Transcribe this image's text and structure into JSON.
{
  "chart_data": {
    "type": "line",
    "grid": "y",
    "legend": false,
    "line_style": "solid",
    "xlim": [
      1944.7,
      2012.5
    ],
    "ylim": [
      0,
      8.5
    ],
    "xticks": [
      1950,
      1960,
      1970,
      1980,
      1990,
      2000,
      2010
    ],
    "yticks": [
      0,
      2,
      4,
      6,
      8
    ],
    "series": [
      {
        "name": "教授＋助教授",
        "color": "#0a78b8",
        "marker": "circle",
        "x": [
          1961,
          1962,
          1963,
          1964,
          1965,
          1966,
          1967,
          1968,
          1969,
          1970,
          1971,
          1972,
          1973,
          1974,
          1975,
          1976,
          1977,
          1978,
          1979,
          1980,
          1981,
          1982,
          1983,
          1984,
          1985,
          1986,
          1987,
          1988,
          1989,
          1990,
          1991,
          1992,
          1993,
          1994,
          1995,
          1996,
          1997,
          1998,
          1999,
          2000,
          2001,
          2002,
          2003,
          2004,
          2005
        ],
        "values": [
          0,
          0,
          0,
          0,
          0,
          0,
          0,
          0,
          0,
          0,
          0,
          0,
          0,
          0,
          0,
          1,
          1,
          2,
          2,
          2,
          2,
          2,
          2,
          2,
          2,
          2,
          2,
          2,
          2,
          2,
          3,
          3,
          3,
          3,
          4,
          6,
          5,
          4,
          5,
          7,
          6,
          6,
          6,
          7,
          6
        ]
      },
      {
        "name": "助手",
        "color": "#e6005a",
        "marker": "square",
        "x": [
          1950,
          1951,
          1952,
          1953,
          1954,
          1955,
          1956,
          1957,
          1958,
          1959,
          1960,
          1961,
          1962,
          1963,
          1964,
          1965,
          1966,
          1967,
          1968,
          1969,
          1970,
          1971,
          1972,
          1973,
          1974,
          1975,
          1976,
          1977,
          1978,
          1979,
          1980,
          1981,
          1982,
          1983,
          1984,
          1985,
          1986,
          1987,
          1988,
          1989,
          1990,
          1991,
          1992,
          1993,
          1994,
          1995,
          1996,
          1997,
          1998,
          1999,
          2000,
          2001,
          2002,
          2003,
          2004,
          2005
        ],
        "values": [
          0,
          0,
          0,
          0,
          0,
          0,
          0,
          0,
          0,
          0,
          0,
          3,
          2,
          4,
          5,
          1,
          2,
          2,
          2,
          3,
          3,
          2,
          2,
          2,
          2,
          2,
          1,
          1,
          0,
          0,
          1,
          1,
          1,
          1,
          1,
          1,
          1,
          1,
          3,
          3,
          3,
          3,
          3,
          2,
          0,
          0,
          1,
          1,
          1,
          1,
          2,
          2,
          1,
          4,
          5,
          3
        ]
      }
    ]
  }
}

※ ※ ※

Stated problem –
Copy down the whole of the data above, matching it exactly.

Written reply –
Transcribe this image's text and structure into JSON.
{
  "chart_data": {
    "type": "line",
    "grid": "y",
    "legend": false,
    "line_style": "solid",
    "xlim": [
      1944.7,
      2012.5
    ],
    "ylim": [
      0,
      8.5
    ],
    "xticks": [
      1950,
      1960,
      1970,
      1980,
      1990,
      2000,
      2010
    ],
    "yticks": [
      0,
      2,
      4,
      6,
      8
    ],
    "series": [
      {
        "name": "教授＋助教授",
        "color": "#0a78b8",
        "marker": "circle",
        "x": [
          1961,
          1962,
          1963,
          1964,
          1965,
          1966,
          1967,
          1968,
          1969,
          1970,
          1971,
          1972,
          1973,
          1974,
          1975,
          1976,
          1977,
          1978,
          1979,
          1980,
          1981,
          1982,
          1983,
          1984,
          1985,
          1986,
          1987,
          1988,
          1989,
          1990,
          1991,
          1992,
          1993,
          1994,
          1995,
          1996,
          1997,
          1998,
          1999,
          2000,
          2001,
          2002,
          2003,
          2004,
          2005
        ],
        "values": [
          0,
          0,
          0,
          0,
          0,
          0,
          0,
          0,
          0,
          0,
          0,
          0,
          0,
          0,
          0,
          1,
          1,
          2,
          2,
          2,
          2,
          2,
          2,
          2,
          2,
          2,
          2,
          2,
          2,
          2,
          3,
          3,
          3,
          3,
          4,
          6,
          5,
          4,
          5,
          7,
          6,
          6,
          6,
          7,
          6
        ]
      },
      {
        "name": "助手",
        "color": "#e6005a",
        "marker": "square",
        "x": [
          1950,
          1951,
          1952,
          1953,
          1954,
          1955,
          1956,
          1957,
          1958,
          1959,
          1960,
          1961,
          1962,
          1963,
          1964,
          1965,
          1966,
          1967,
          1968,
          1969,
          1970,
          1971,
          1972,
          1973,
          1974,
          1975,
          1976,
          1977,
          1978,
          1979,
          1980,
          1981,
          1982,
          1983,
          1984,
          1985,
          1986,
          1987,
          1988,
          1989,
          1990,
          1991,
          1992,
          1993,
          1994,
          1995,
          1996,
          1997,
          1998,
          1999,
          2000,
          2001,
          2002,
          2003,
          2004,
          2005
        ],
        "values": [
          0,
          0,
          0,
          0,
          0,
          0,
          0,
          0,
          0,
          0,
          0,
          3,
          2,
          4,
          5,
          1,
          2,
          2,
          2,
          3,
          3,
          2,
          2,
          2,
          2,
          2,
          1,
          1,
          0,
          0,
          1,
          1,
          1,
          1,
          1,
          1,
          1,
          1,
          3,
          3,
          3,
          3,
          3,
          2,
          0,
          0,
          1,
          1,
          1,
          1,
          2,
          2,
          1,
          4,
          5,
          3
        ]
      }
    ]
  }
}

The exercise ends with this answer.